Reproduce the records below exactly as they appear, omitting any pictures they contain.

• [Data in this exercise]:
BEGIN

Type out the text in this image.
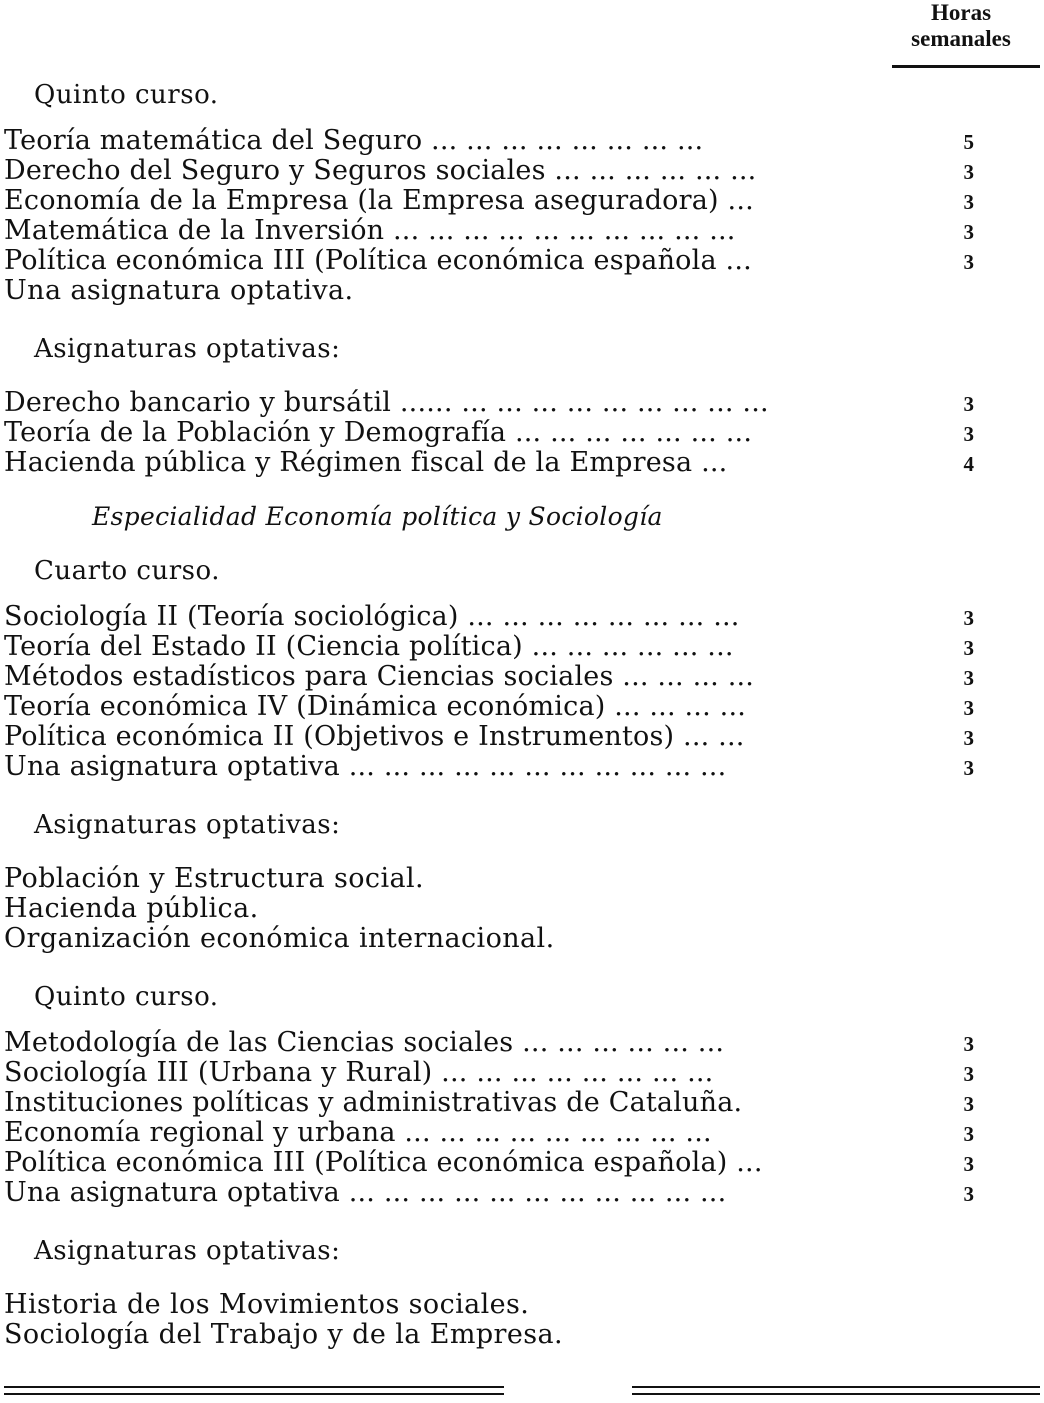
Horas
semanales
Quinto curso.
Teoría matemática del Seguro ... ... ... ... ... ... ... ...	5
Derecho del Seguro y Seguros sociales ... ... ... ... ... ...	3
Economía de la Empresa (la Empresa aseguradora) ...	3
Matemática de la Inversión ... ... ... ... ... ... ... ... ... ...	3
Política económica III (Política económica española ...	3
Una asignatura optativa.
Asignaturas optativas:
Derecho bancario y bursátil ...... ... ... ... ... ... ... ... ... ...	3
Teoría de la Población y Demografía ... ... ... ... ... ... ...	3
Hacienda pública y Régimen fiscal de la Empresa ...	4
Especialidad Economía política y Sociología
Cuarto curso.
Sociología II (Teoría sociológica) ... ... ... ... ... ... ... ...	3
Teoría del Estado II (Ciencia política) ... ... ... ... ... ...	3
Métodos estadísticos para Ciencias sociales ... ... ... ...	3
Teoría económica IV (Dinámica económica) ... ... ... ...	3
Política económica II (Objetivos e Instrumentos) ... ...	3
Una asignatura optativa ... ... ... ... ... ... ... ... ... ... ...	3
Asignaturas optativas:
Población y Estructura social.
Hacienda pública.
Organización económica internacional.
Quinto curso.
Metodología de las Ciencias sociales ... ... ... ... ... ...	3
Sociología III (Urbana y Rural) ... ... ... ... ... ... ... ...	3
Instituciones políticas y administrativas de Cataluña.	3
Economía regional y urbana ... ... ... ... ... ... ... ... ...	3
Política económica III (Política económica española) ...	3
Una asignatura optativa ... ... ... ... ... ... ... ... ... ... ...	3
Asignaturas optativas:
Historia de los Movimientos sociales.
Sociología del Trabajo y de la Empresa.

END

• [Task answer]:
Type out the text in this image.
Horas
semanales
Quinto curso.
Teoría matemática del Seguro ... ... ... ... ... ... ... ...	5
Derecho del Seguro y Seguros sociales ... ... ... ... ... ...	3
Economía de la Empresa (la Empresa aseguradora) ...	3
Matemática de la Inversión ... ... ... ... ... ... ... ... ... ...	3
Política económica III (Política económica española ...	3
Una asignatura optativa.
Asignaturas optativas:
Derecho bancario y bursátil ...... ... ... ... ... ... ... ... ... ...	3
Teoría de la Población y Demografía ... ... ... ... ... ... ...	3
Hacienda pública y Régimen fiscal de la Empresa ...	4
Especialidad Economía política y Sociología
Cuarto curso.
Sociología II (Teoría sociológica) ... ... ... ... ... ... ... ...	3
Teoría del Estado II (Ciencia política) ... ... ... ... ... ...	3
Métodos estadísticos para Ciencias sociales ... ... ... ...	3
Teoría económica IV (Dinámica económica) ... ... ... ...	3
Política económica II (Objetivos e Instrumentos) ... ...	3
Una asignatura optativa ... ... ... ... ... ... ... ... ... ... ...	3
Asignaturas optativas:
Población y Estructura social.
Hacienda pública.
Organización económica internacional.
Quinto curso.
Metodología de las Ciencias sociales ... ... ... ... ... ...	3
Sociología III (Urbana y Rural) ... ... ... ... ... ... ... ...	3
Instituciones políticas y administrativas de Cataluña.	3
Economía regional y urbana ... ... ... ... ... ... ... ... ...	3
Política económica III (Política económica española) ...	3
Una asignatura optativa ... ... ... ... ... ... ... ... ... ... ...	3
Asignaturas optativas:
Historia de los Movimientos sociales.
Sociología del Trabajo y de la Empresa.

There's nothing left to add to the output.